**Aim of the exercise**
Count how many lines hold the word "Degree" and give that number as the whole answer.

* * * * * * * * *

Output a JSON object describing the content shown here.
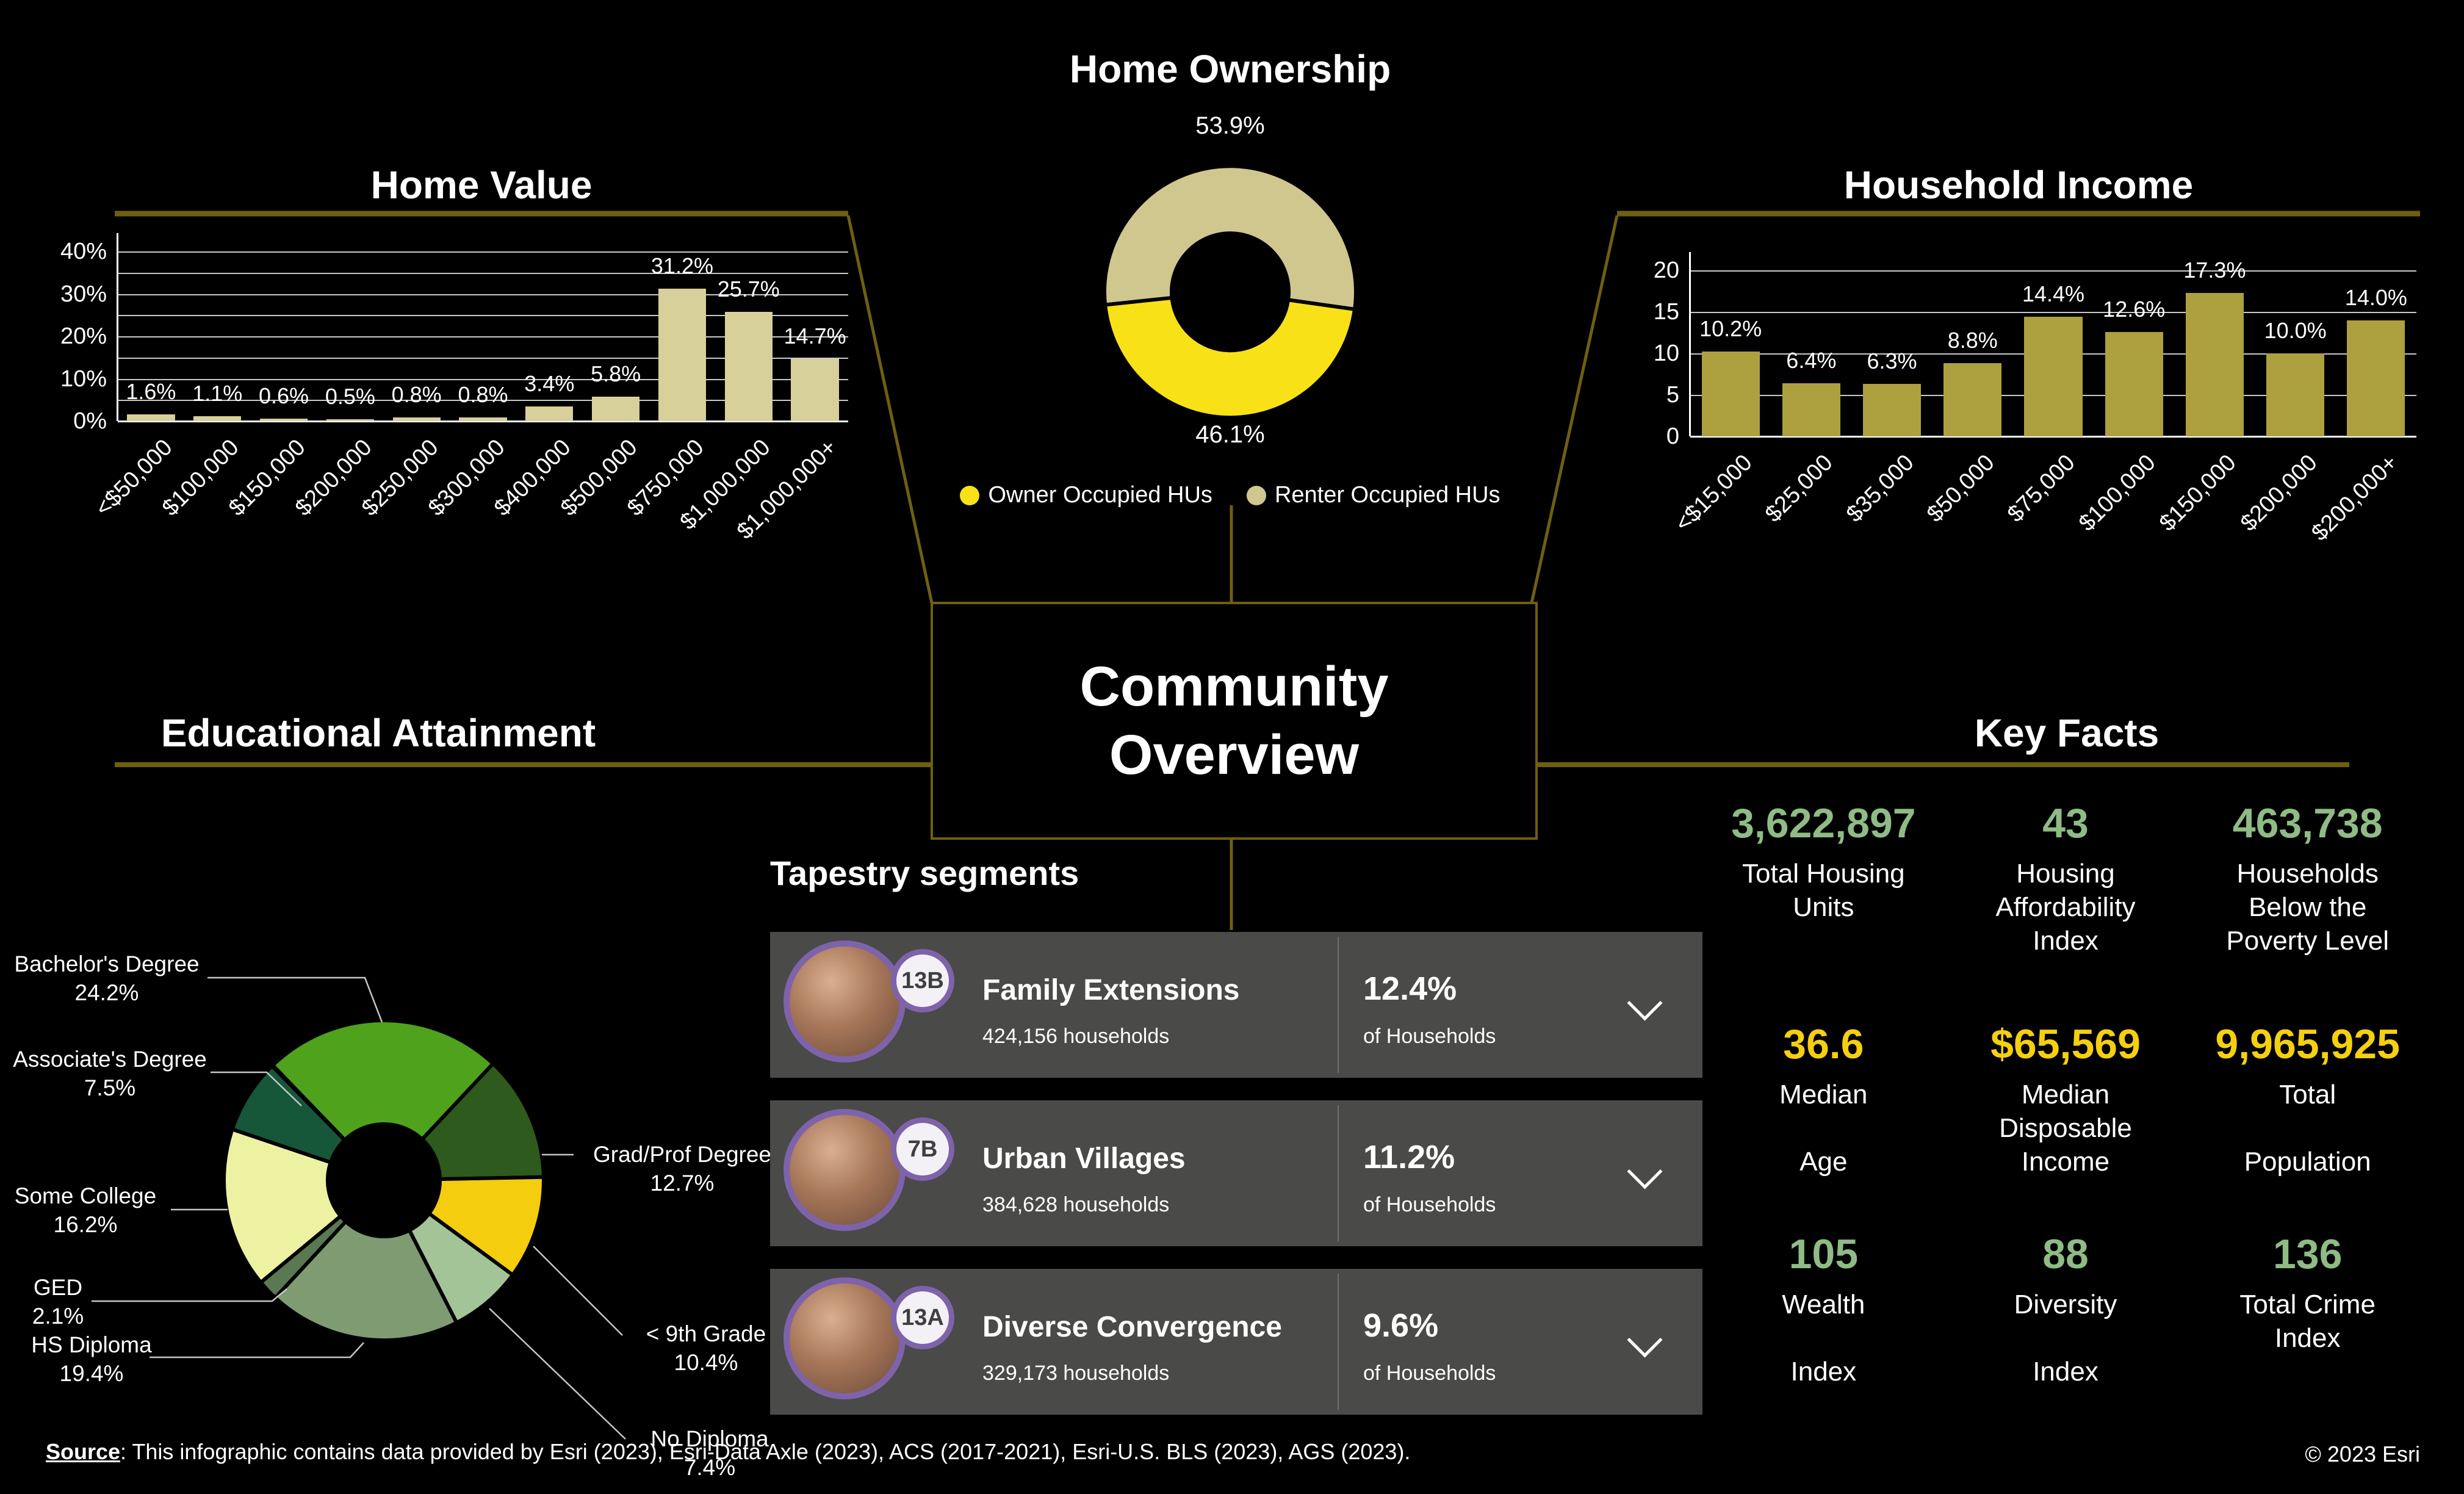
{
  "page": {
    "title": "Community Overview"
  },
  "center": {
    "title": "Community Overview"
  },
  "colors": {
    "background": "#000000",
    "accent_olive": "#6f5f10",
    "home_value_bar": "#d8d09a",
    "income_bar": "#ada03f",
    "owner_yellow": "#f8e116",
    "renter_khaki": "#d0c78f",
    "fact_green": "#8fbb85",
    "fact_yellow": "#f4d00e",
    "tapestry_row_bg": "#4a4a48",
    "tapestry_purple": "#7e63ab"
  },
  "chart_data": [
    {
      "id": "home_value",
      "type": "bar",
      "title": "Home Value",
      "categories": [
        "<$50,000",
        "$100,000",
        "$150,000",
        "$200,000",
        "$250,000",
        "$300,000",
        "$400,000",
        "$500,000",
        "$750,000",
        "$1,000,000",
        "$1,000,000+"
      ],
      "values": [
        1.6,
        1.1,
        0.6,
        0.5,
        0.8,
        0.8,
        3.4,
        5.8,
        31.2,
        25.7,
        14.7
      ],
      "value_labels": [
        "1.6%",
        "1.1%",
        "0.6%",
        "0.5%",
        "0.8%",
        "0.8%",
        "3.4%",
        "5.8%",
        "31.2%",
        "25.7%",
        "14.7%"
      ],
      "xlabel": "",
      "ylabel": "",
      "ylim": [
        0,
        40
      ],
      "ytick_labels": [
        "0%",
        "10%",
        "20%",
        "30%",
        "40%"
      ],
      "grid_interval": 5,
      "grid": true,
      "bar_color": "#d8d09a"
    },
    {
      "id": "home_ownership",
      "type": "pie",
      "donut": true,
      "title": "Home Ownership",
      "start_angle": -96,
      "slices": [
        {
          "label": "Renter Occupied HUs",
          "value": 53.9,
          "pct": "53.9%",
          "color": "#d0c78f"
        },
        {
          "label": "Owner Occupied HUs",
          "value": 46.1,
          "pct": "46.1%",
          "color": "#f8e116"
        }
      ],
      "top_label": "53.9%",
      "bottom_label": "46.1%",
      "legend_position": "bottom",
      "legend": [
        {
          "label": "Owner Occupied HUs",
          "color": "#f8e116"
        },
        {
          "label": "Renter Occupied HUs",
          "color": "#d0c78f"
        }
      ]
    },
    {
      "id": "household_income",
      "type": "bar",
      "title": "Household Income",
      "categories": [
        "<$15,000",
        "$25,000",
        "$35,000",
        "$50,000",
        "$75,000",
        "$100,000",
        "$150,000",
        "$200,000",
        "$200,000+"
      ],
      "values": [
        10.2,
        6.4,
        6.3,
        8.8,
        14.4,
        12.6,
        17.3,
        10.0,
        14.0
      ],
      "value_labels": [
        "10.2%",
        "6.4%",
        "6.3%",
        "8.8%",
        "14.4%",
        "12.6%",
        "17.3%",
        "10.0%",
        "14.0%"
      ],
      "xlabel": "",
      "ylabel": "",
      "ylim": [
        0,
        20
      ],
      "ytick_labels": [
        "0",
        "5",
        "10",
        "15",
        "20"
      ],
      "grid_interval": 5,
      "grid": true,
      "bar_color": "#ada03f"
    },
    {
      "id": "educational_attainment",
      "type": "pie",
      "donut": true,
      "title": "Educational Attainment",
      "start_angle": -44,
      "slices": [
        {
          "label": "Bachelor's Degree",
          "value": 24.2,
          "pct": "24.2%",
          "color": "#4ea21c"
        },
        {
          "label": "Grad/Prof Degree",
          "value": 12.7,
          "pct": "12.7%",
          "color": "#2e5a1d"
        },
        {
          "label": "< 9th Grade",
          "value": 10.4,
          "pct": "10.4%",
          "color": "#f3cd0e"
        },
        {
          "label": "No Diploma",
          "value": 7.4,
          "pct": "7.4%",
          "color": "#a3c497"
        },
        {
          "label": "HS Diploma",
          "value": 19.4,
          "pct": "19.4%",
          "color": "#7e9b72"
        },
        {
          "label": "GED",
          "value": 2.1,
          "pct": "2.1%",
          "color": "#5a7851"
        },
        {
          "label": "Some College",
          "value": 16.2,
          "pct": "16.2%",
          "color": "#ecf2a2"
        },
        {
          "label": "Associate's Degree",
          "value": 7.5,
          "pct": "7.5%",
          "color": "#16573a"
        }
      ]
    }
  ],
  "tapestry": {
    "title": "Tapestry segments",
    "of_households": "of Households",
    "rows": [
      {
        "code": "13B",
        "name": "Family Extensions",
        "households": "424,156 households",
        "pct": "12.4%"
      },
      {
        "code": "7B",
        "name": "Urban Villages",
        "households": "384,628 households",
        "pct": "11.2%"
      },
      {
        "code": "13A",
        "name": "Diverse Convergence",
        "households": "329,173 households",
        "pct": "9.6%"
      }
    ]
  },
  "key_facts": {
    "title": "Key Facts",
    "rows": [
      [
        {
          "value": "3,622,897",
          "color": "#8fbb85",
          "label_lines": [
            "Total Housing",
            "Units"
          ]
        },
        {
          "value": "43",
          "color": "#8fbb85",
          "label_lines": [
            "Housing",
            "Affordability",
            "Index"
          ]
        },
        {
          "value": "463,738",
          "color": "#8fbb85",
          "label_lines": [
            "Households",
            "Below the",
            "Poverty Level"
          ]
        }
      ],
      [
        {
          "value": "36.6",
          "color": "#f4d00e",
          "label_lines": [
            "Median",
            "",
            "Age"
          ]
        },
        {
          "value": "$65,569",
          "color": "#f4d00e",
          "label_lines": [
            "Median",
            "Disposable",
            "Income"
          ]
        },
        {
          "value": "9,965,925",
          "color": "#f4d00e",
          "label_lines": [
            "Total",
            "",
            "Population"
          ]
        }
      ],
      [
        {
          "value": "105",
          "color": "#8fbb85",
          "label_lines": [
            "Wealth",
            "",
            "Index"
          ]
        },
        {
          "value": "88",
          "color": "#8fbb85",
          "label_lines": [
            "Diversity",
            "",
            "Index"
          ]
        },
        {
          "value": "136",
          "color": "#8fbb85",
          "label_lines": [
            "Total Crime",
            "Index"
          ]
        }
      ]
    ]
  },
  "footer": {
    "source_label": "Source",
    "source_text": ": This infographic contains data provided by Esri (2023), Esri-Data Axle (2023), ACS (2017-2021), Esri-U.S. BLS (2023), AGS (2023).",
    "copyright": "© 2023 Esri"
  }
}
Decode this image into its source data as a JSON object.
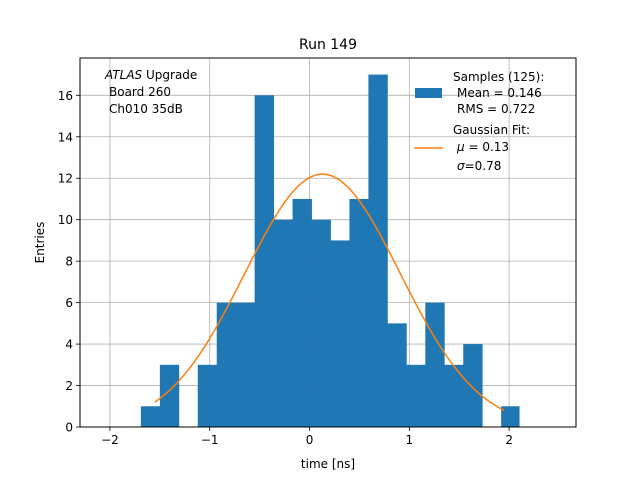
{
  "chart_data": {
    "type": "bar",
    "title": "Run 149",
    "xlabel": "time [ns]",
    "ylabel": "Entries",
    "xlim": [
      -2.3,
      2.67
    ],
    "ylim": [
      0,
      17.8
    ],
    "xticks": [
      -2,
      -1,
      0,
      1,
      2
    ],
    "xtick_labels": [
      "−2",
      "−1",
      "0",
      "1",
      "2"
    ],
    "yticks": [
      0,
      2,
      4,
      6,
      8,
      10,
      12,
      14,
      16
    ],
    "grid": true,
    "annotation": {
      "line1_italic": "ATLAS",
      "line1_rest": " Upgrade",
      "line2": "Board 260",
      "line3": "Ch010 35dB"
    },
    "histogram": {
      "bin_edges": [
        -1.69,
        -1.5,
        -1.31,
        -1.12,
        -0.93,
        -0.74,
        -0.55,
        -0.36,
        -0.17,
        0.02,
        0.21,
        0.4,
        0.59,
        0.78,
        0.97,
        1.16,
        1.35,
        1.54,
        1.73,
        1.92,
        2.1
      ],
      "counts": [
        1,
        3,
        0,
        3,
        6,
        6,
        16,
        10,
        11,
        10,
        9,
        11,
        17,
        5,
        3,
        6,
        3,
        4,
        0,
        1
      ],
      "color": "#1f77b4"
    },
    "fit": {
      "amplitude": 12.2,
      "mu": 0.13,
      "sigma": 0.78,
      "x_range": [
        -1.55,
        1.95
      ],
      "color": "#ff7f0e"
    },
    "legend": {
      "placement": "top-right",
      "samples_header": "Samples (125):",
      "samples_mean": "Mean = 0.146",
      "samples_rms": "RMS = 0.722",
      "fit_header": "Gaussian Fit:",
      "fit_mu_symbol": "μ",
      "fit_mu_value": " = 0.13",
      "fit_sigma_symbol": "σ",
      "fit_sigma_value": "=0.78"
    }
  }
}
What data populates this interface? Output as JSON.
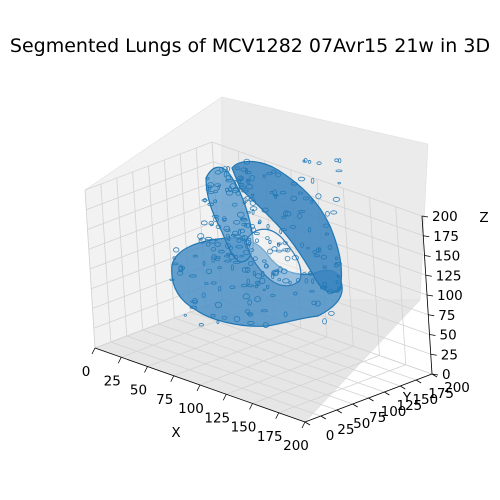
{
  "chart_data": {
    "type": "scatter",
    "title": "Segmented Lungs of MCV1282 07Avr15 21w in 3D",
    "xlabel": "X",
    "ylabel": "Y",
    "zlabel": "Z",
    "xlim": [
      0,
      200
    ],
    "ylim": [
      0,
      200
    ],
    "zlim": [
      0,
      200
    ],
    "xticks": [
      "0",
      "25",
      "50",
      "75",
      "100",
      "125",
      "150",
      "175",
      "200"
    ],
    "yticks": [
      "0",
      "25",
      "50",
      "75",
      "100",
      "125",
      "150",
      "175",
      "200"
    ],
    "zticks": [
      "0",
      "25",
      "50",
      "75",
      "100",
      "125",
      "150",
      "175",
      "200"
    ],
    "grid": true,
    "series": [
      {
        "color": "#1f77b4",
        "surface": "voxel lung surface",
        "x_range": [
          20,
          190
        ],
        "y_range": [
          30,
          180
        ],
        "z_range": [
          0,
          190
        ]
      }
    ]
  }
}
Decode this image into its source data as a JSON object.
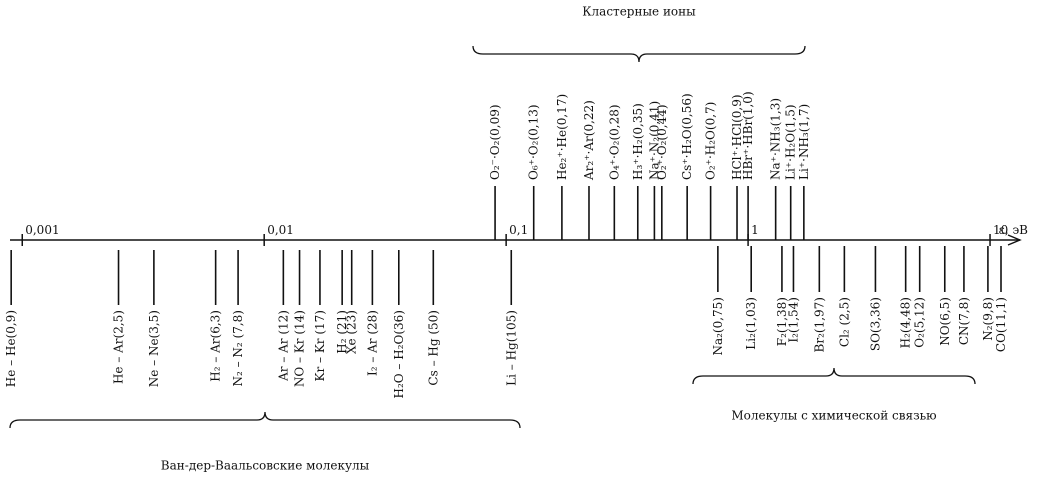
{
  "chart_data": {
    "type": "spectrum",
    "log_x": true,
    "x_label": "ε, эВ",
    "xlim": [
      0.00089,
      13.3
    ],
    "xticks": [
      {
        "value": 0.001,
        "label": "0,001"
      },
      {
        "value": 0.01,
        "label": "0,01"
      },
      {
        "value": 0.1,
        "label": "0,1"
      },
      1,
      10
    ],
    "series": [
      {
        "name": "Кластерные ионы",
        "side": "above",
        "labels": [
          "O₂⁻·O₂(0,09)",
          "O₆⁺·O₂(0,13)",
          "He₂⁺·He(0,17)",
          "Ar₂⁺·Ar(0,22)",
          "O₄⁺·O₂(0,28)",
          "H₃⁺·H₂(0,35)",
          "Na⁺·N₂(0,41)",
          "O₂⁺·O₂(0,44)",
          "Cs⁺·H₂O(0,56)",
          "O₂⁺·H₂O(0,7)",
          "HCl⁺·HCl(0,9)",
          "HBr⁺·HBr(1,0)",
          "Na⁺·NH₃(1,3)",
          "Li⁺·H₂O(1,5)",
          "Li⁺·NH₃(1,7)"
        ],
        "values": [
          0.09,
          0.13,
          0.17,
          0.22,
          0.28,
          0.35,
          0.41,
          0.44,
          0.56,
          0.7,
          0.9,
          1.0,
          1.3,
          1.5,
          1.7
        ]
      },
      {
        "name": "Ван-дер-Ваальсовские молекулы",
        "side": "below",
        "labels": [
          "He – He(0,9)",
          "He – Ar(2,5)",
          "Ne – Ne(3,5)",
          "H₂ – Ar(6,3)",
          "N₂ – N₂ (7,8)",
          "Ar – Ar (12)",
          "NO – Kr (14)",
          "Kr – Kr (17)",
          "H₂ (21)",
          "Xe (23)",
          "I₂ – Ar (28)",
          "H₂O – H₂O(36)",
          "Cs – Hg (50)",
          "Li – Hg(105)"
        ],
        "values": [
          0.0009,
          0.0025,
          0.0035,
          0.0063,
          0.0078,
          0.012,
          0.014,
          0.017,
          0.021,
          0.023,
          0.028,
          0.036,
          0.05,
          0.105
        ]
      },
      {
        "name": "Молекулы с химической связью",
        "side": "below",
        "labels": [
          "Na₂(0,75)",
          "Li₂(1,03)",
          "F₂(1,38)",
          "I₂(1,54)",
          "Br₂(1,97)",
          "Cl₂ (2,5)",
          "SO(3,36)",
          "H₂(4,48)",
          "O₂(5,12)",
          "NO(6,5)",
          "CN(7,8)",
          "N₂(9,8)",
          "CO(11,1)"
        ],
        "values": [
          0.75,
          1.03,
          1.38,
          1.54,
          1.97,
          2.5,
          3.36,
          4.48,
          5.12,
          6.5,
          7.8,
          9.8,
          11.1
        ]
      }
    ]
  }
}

* * * * * * * * *

**Task result**
3